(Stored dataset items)
--- Begin ---
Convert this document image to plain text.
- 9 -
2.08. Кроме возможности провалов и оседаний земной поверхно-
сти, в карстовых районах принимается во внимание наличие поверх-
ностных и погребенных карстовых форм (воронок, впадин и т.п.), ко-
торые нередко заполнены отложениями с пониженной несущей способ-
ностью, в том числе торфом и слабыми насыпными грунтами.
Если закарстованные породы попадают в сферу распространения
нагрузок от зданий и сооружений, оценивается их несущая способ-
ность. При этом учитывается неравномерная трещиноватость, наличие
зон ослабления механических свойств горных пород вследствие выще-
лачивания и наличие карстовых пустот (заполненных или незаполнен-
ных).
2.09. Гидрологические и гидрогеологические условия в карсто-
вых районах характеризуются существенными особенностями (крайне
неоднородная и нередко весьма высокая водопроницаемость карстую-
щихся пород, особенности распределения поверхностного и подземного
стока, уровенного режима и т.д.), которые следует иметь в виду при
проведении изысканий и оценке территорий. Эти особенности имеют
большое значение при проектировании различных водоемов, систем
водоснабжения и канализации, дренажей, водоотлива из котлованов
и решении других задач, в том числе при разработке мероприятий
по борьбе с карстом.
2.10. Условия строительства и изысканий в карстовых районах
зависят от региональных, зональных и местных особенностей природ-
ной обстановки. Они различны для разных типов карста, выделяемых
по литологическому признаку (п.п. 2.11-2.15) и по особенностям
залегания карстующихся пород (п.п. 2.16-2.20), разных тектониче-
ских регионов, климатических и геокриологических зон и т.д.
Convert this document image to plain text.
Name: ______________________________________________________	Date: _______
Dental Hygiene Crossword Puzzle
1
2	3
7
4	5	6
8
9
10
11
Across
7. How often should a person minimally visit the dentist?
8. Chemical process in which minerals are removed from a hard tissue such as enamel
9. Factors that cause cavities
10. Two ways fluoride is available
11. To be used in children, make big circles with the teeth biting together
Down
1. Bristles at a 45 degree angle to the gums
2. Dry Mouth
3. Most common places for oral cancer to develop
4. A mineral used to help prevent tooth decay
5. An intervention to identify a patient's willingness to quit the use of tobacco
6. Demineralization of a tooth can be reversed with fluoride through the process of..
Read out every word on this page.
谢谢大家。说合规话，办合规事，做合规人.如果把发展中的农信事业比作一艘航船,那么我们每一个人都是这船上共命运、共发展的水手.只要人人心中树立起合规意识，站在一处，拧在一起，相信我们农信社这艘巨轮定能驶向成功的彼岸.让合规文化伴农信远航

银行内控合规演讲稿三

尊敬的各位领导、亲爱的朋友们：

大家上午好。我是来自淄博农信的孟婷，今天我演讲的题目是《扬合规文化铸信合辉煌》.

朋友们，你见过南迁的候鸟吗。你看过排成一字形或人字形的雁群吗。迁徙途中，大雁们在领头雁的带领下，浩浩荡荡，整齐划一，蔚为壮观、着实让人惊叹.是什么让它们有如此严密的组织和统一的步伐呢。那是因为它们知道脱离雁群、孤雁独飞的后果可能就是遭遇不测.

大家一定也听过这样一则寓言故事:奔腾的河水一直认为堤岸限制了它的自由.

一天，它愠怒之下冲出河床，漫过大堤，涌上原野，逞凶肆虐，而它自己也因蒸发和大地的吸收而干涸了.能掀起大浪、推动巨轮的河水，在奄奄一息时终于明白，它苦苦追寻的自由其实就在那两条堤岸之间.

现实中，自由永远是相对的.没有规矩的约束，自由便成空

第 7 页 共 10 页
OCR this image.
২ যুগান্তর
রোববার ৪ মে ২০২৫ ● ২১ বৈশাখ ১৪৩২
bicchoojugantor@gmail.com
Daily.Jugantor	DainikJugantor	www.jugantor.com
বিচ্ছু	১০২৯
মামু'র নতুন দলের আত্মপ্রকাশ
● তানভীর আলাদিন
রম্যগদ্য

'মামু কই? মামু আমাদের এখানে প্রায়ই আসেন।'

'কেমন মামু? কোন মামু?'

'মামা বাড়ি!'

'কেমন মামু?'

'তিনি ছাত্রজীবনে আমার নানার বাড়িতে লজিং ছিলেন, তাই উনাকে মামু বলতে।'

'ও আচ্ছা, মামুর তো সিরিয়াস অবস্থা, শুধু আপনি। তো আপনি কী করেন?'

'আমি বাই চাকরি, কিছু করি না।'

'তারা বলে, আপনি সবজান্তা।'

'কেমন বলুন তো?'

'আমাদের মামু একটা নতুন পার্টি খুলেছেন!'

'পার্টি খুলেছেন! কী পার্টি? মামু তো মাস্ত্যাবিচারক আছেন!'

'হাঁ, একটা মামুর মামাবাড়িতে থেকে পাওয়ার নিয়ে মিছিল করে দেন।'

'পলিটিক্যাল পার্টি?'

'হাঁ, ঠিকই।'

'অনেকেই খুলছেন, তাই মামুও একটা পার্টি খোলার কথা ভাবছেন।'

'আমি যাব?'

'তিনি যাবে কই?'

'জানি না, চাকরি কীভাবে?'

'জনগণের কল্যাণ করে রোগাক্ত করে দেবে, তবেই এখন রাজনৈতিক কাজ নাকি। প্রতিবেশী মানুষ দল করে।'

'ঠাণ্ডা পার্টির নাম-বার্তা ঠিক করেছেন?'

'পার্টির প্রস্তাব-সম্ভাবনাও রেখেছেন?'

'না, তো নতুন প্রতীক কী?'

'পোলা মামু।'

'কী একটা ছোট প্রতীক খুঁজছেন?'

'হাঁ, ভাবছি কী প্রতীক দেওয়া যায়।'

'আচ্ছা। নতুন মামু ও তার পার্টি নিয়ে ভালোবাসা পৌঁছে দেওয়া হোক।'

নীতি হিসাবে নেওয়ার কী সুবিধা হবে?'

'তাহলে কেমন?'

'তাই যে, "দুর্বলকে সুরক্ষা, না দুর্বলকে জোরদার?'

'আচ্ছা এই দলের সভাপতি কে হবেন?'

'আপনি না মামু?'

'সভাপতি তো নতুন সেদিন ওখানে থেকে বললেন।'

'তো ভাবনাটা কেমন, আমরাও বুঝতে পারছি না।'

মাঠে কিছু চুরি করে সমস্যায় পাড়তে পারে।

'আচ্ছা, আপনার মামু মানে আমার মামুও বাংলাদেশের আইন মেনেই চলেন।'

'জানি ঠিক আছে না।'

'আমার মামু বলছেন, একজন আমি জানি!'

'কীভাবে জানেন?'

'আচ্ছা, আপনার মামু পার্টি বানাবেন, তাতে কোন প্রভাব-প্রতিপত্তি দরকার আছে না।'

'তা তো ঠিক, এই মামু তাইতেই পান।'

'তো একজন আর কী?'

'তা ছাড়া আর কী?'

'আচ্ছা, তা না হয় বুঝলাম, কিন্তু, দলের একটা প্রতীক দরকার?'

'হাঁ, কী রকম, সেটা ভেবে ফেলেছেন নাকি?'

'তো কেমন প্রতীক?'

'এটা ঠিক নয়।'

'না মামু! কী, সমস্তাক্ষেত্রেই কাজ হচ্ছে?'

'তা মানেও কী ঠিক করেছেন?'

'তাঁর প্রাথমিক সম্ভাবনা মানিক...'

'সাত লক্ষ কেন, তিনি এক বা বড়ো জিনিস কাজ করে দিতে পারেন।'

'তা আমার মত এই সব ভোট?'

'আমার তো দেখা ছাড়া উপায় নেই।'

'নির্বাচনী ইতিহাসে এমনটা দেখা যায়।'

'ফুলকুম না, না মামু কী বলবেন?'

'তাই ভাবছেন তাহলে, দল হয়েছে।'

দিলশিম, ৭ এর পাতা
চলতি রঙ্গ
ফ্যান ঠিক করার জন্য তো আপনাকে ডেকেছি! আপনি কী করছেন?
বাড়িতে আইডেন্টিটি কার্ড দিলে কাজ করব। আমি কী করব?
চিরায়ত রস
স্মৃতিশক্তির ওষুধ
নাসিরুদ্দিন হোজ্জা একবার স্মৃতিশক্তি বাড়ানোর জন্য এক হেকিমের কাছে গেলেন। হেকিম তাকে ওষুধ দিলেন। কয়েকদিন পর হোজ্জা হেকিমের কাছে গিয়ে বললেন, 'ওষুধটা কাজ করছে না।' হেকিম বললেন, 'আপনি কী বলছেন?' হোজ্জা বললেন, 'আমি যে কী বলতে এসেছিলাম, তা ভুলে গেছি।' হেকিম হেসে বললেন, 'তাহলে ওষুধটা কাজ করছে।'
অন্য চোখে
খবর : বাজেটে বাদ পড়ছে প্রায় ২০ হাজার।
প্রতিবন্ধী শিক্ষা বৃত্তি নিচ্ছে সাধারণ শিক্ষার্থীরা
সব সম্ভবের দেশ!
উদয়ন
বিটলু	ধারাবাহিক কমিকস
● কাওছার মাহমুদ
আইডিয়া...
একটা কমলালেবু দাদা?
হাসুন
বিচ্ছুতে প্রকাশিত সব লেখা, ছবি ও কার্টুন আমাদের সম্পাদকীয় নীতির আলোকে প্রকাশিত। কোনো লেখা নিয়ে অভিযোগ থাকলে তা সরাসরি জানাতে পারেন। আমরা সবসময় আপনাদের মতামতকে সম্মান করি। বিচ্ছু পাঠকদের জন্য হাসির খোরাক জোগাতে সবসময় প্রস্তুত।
--- End ---
WHAT TO PRODUCE: Using the material above, gather every line that includes "карстовых".

RESULT:
сти, в карстовых районах принимается во внимание наличие поверх-
ностных и погребенных карстовых форм (воронок, впадин и т.п.), ко-
лачивания и наличие карстовых пустот (заполненных или незаполнен-
2.10. Условия строительства и изысканий в карстовых районах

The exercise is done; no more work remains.